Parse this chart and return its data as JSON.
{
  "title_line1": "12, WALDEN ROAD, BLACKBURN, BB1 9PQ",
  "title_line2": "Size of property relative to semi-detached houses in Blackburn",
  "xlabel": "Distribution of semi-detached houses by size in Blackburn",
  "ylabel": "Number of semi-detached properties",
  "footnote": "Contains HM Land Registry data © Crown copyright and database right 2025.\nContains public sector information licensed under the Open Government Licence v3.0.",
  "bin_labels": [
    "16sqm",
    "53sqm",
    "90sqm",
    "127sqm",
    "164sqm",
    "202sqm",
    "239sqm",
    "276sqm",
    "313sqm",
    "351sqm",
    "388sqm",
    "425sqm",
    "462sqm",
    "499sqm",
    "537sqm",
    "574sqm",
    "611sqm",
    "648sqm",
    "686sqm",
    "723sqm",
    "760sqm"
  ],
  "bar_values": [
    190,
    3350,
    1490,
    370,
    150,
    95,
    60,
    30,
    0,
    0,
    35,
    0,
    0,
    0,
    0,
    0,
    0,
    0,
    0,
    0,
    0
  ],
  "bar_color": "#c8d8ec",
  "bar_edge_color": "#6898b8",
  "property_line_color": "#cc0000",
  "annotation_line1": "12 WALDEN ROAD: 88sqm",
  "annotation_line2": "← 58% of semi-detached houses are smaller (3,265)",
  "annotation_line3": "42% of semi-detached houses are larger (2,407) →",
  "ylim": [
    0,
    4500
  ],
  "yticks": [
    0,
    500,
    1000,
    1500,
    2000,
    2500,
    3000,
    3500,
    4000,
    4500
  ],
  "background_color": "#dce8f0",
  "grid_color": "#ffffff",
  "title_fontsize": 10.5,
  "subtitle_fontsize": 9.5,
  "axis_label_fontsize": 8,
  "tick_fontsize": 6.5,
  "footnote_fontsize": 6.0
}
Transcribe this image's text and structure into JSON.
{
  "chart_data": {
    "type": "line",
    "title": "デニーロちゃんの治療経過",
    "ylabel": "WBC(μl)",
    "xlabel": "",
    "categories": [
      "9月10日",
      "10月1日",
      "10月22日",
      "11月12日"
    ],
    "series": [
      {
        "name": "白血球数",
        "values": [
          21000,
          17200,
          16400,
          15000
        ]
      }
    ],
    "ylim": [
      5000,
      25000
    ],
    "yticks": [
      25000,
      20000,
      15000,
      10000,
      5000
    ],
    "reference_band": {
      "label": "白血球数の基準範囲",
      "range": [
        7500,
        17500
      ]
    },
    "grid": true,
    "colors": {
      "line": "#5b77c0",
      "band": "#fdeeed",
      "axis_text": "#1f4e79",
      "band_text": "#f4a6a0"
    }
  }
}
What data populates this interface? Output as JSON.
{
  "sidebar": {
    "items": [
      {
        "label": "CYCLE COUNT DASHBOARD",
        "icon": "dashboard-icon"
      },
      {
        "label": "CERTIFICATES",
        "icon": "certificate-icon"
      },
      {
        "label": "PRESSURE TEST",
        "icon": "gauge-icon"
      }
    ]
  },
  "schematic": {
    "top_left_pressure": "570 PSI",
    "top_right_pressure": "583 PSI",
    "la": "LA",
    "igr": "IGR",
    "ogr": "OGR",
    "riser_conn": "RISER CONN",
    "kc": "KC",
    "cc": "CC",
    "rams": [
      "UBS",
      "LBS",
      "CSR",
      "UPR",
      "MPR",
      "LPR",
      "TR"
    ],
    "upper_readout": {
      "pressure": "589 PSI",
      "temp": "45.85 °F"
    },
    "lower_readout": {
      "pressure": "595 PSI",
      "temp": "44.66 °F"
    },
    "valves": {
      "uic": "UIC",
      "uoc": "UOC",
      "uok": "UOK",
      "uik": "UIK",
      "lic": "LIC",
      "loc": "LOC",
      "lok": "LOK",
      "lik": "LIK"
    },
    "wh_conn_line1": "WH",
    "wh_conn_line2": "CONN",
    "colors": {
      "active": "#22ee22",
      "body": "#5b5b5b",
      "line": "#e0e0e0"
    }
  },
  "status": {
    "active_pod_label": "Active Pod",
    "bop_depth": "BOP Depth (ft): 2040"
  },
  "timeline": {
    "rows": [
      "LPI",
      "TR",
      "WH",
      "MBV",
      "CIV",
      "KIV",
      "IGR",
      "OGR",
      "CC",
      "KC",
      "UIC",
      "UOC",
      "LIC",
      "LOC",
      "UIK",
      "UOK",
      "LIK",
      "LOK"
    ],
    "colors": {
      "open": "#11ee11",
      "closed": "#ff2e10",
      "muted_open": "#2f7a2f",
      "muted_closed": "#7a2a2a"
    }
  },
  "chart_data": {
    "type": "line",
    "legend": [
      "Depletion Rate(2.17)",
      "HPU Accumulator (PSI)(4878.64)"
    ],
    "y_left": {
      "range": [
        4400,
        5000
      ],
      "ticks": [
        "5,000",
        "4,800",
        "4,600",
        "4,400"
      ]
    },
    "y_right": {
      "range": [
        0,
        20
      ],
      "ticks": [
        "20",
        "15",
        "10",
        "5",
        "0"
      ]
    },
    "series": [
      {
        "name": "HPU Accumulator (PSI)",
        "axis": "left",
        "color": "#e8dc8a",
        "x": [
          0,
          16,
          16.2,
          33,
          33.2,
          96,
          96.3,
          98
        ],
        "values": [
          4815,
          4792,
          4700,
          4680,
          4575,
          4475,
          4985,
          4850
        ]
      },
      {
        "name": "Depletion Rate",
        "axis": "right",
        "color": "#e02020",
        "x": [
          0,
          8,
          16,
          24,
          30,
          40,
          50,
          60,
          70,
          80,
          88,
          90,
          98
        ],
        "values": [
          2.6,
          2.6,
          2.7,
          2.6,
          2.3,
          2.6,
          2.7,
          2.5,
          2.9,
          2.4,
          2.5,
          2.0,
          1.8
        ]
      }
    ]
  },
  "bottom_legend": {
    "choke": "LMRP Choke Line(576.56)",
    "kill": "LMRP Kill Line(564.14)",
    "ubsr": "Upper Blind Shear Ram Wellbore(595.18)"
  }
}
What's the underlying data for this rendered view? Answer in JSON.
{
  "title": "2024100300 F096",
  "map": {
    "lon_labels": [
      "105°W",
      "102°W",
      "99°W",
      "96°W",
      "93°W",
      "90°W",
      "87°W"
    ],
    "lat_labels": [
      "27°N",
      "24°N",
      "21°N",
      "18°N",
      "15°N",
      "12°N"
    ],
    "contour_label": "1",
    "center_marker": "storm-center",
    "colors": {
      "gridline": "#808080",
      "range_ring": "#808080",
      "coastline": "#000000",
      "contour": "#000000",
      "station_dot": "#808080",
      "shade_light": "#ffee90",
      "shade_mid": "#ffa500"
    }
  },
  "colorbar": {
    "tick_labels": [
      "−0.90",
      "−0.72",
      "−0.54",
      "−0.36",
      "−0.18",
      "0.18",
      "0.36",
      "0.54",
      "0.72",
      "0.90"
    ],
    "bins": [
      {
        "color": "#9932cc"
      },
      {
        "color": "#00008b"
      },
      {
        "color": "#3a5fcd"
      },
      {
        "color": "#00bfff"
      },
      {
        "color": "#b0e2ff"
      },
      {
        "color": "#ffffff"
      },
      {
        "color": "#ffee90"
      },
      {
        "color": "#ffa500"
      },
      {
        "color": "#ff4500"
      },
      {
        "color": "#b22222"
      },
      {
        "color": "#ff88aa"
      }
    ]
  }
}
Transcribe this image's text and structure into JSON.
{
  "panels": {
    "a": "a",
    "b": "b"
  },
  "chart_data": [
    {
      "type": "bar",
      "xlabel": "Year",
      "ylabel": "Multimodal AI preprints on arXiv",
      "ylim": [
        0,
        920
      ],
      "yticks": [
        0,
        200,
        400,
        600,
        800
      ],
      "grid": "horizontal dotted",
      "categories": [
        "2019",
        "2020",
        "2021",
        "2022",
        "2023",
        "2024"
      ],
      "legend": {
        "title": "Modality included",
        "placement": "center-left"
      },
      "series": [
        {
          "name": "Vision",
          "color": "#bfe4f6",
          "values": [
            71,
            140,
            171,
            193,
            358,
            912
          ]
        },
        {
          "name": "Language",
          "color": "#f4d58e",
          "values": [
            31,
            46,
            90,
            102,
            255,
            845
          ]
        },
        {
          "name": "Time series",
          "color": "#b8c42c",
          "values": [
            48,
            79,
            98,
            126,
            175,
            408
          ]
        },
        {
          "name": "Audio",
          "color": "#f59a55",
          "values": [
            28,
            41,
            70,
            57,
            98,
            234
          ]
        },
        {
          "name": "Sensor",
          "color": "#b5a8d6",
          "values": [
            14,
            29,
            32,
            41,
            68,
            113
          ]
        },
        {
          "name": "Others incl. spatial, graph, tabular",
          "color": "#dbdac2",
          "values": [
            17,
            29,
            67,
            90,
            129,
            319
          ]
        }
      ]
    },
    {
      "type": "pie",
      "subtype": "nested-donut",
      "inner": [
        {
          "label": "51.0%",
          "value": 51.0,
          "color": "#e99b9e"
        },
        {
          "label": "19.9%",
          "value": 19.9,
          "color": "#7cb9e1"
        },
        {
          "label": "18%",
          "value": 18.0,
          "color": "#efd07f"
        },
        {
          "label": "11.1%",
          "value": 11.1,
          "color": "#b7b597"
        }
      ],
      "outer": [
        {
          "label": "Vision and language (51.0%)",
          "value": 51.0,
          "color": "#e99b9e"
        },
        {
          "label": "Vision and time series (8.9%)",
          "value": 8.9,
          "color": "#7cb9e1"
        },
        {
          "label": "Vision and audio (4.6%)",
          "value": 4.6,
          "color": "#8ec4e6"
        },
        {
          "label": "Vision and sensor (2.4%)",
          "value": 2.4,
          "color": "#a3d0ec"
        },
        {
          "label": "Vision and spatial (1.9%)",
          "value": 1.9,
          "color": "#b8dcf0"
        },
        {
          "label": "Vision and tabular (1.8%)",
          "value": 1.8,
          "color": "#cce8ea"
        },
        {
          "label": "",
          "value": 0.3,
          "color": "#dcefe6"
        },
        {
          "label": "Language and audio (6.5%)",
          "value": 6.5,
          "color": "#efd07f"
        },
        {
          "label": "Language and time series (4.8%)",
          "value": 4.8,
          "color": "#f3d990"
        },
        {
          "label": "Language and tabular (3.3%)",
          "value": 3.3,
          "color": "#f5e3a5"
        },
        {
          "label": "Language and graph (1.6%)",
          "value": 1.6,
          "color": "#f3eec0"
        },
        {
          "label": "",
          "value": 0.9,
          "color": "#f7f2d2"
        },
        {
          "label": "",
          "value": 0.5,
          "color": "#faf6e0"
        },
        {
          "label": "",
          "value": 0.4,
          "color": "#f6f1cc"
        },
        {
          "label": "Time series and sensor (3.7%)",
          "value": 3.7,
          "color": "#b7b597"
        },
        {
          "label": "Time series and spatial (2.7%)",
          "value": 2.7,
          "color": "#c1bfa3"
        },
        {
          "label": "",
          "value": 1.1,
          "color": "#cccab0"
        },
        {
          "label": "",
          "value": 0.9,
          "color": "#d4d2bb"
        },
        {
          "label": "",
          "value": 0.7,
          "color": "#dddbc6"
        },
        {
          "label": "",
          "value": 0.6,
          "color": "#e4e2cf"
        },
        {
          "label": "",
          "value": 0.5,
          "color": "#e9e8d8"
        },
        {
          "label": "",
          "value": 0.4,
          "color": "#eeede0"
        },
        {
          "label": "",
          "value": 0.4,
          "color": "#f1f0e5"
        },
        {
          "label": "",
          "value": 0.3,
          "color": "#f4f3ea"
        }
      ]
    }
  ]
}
####################
• What you will do: In the entries above, find every line holding the word "ROAD" and copy it out.

• The result:
  "title_line1": "12, WALDEN ROAD, BLACKBURN, BB1 9PQ",
  "annotation_line1": "12 WALDEN ROAD: 88sqm",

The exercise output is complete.